What the task requires | From the entries below, gather every line containing the string "teacher".

[start Data section]

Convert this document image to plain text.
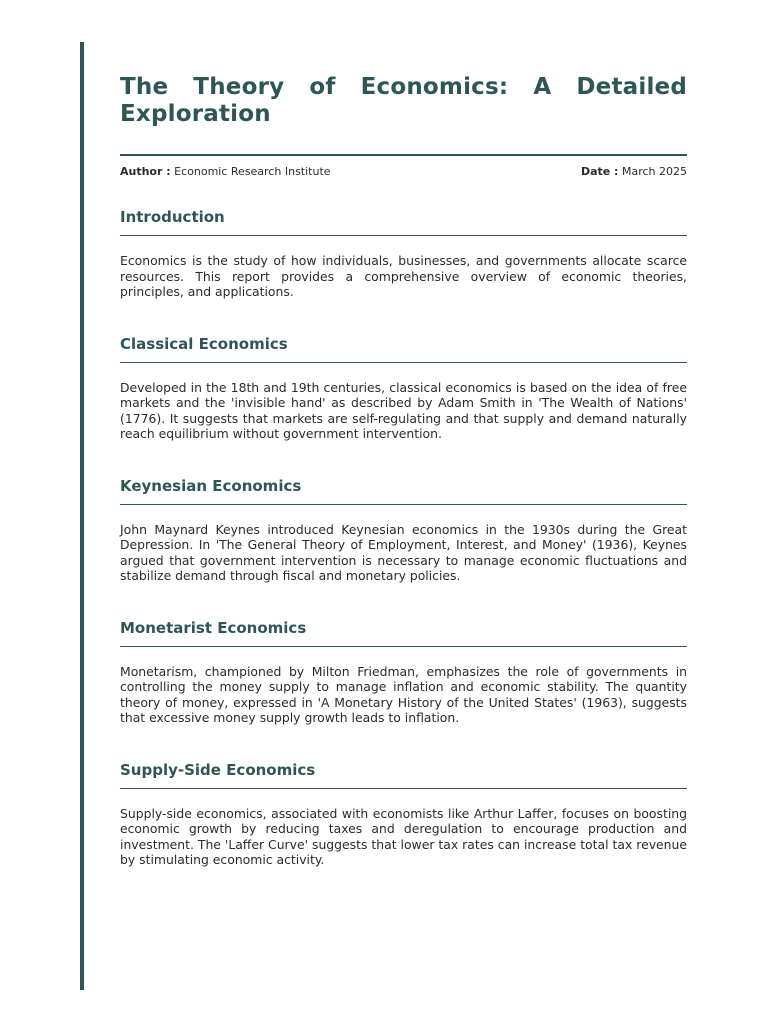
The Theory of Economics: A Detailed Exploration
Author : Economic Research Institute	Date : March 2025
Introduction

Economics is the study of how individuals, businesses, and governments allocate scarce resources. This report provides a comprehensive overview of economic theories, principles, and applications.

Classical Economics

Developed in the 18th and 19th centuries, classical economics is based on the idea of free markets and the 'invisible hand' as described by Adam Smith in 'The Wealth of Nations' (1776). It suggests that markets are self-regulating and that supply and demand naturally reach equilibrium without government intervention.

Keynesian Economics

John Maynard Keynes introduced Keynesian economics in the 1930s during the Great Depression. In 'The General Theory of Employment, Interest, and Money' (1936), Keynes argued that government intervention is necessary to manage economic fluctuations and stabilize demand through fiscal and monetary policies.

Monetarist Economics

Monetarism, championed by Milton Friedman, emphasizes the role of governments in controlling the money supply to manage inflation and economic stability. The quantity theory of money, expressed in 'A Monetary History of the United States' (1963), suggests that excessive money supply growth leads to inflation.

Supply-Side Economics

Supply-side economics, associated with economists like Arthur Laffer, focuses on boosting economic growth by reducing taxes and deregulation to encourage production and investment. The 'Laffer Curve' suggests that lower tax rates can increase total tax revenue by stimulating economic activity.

[end Data section]
[start Data section]

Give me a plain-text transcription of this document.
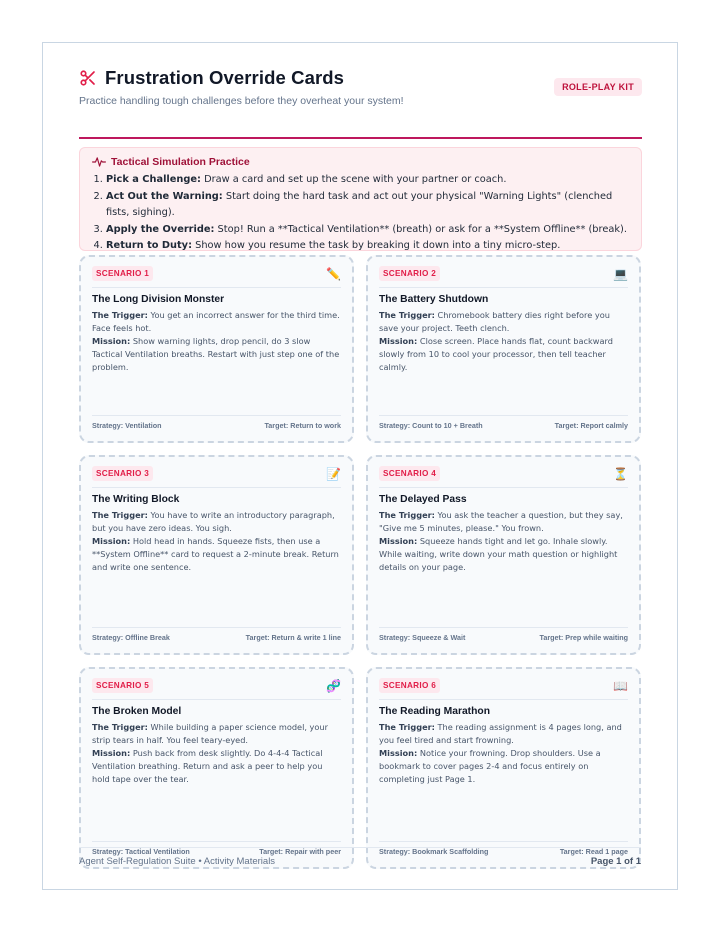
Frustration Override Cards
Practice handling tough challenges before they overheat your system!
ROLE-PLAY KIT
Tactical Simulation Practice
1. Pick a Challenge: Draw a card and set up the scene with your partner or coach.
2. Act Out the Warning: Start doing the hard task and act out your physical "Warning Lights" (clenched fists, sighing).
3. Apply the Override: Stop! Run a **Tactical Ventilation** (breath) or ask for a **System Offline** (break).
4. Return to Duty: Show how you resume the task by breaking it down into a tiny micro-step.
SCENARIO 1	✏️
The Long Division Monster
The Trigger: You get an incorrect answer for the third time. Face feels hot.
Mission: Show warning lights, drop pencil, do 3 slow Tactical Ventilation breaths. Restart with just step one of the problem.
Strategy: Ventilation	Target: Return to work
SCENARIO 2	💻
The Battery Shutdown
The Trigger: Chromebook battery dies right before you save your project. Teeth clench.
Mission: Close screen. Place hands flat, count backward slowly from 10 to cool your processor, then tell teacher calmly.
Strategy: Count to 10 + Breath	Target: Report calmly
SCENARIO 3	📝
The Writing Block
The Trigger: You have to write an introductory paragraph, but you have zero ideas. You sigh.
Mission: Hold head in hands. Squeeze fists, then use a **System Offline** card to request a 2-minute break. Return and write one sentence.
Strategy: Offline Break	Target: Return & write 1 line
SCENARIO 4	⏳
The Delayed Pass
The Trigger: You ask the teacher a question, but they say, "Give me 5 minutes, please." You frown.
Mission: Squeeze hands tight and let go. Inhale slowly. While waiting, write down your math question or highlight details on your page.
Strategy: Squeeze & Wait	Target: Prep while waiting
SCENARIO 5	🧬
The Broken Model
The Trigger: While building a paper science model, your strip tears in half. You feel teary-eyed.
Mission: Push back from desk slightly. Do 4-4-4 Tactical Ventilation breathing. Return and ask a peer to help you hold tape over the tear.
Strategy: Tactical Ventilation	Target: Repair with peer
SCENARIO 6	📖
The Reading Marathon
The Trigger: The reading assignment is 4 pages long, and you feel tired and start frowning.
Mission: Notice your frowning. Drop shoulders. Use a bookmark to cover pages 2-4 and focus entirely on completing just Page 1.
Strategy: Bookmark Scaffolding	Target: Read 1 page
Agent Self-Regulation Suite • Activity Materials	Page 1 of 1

[end Data section]

Result of this task |
Mission: Close screen. Place hands flat, count backward slowly from 10 to cool your processor, then tell teacher calmly.
The Trigger: You ask the teacher a question, but they say, "Give me 5 minutes, please." You frown.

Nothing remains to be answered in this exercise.